Exercise. Write out all the entries word for word and omit any pictures.
┌─ Data supplied
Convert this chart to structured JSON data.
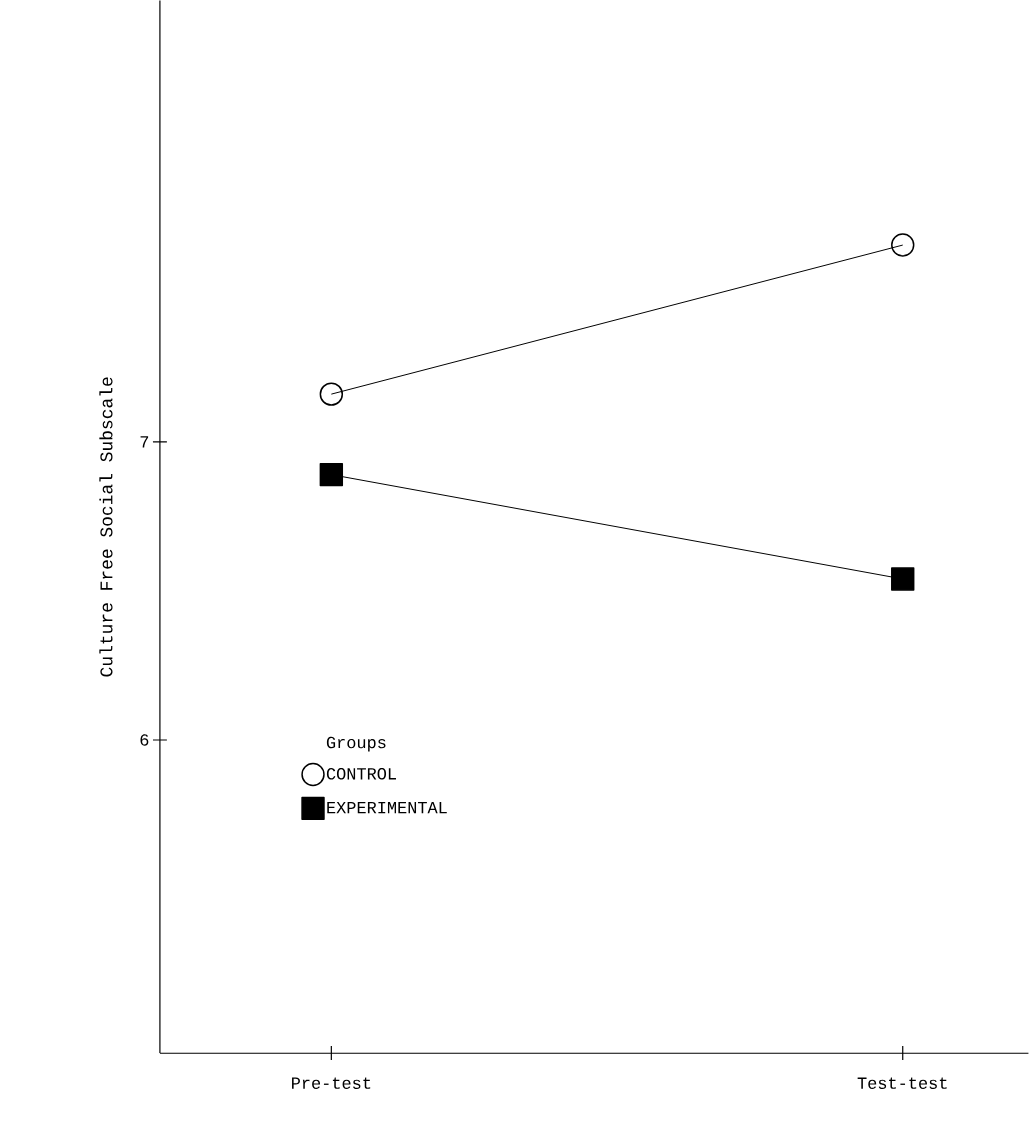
{
  "chart_data": {
    "type": "line",
    "ylabel": "Culture Free Social Subscale",
    "categories": [
      "Pre-test",
      "Test-test"
    ],
    "series": [
      {
        "name": "CONTROL",
        "color": "#000000",
        "marker": "circle",
        "values": [
          7.16,
          7.66
        ]
      },
      {
        "name": "EXPERIMENTAL",
        "color": "#000000",
        "marker": "square",
        "values": [
          6.89,
          6.54
        ]
      }
    ],
    "legend_title": "Groups",
    "legend": "bottom left",
    "ylim": [
      4.95,
      8.48
    ],
    "yticks": [
      6,
      7
    ],
    "line_style": "solid",
    "grid": false
  }
}
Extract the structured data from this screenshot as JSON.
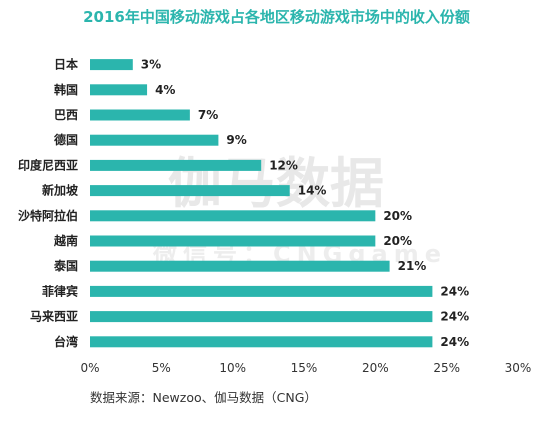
{
  "chart_data": {
    "type": "bar",
    "orientation": "horizontal",
    "title": "2016年中国移动游戏占各地区移动游戏市场中的收入份额",
    "categories": [
      "日本",
      "韩国",
      "巴西",
      "德国",
      "印度尼西亚",
      "新加坡",
      "沙特阿拉伯",
      "越南",
      "泰国",
      "菲律宾",
      "马来西亚",
      "台湾"
    ],
    "values": [
      3,
      4,
      7,
      9,
      12,
      14,
      20,
      20,
      21,
      24,
      24,
      24
    ],
    "value_labels": [
      "3%",
      "4%",
      "7%",
      "9%",
      "12%",
      "14%",
      "20%",
      "20%",
      "21%",
      "24%",
      "24%",
      "24%"
    ],
    "xlim": [
      0,
      30
    ],
    "x_ticks": [
      0,
      5,
      10,
      15,
      20,
      25,
      30
    ],
    "x_tick_labels": [
      "0%",
      "5%",
      "10%",
      "15%",
      "20%",
      "25%",
      "30%"
    ],
    "bar_color": "#2bb5ad",
    "grid": false,
    "legend": "none",
    "source": "数据来源：Newzoo、伽马数据（CNG）",
    "watermark": "伽马数据",
    "watermark_sub": "微信号：CNGgame"
  }
}
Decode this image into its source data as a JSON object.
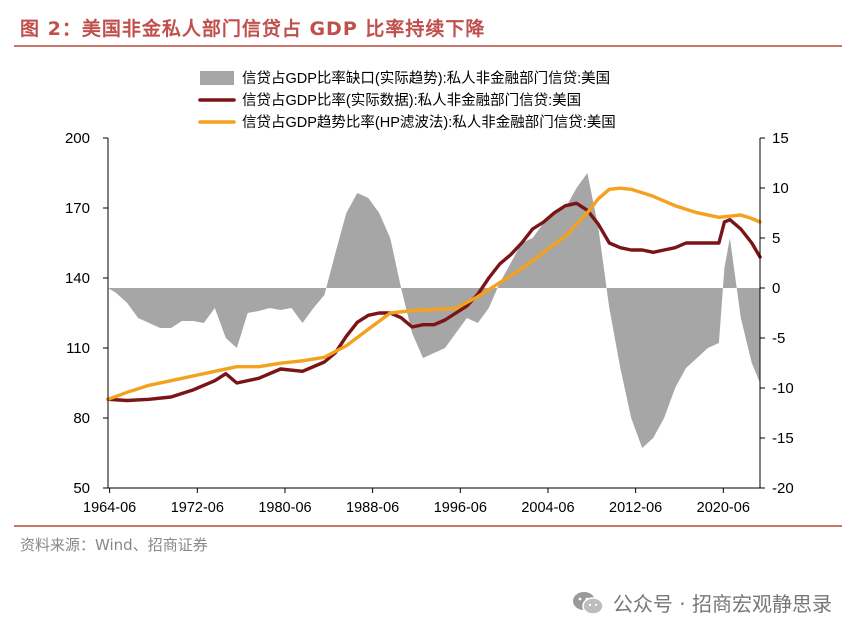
└─
Solution.
Convert this chart to structured JSON data.
{
  "chart_data": {
    "type": "line",
    "ylabel": "Culture Free Social Subscale",
    "categories": [
      "Pre-test",
      "Test-test"
    ],
    "series": [
      {
        "name": "CONTROL",
        "color": "#000000",
        "marker": "circle",
        "values": [
          7.16,
          7.66
        ]
      },
      {
        "name": "EXPERIMENTAL",
        "color": "#000000",
        "marker": "square",
        "values": [
          6.89,
          6.54
        ]
      }
    ],
    "legend_title": "Groups",
    "legend": "bottom left",
    "ylim": [
      4.95,
      8.48
    ],
    "yticks": [
      6,
      7
    ],
    "line_style": "solid",
    "grid": false
  }
}
Extract the structured data from this screenshot as JSON.
{
  "chart_data": {
    "type": "bar",
    "orientation": "horizontal",
    "title": "2016年中国移动游戏占各地区移动游戏市场中的收入份额",
    "categories": [
      "日本",
      "韩国",
      "巴西",
      "德国",
      "印度尼西亚",
      "新加坡",
      "沙特阿拉伯",
      "越南",
      "泰国",
      "菲律宾",
      "马来西亚",
      "台湾"
    ],
    "values": [
      3,
      4,
      7,
      9,
      12,
      14,
      20,
      20,
      21,
      24,
      24,
      24
    ],
    "value_labels": [
      "3%",
      "4%",
      "7%",
      "9%",
      "12%",
      "14%",
      "20%",
      "20%",
      "21%",
      "24%",
      "24%",
      "24%"
    ],
    "xlim": [
      0,
      30
    ],
    "x_ticks": [
      0,
      5,
      10,
      15,
      20,
      25,
      30
    ],
    "x_tick_labels": [
      "0%",
      "5%",
      "10%",
      "15%",
      "20%",
      "25%",
      "30%"
    ],
    "bar_color": "#2bb5ad",
    "grid": false,
    "legend": "none",
    "source": "数据来源：Newzoo、伽马数据（CNG）",
    "watermark": "伽马数据",
    "watermark_sub": "微信号：CNGgame"
  }
}
Decode this image into its source data as a JSON object.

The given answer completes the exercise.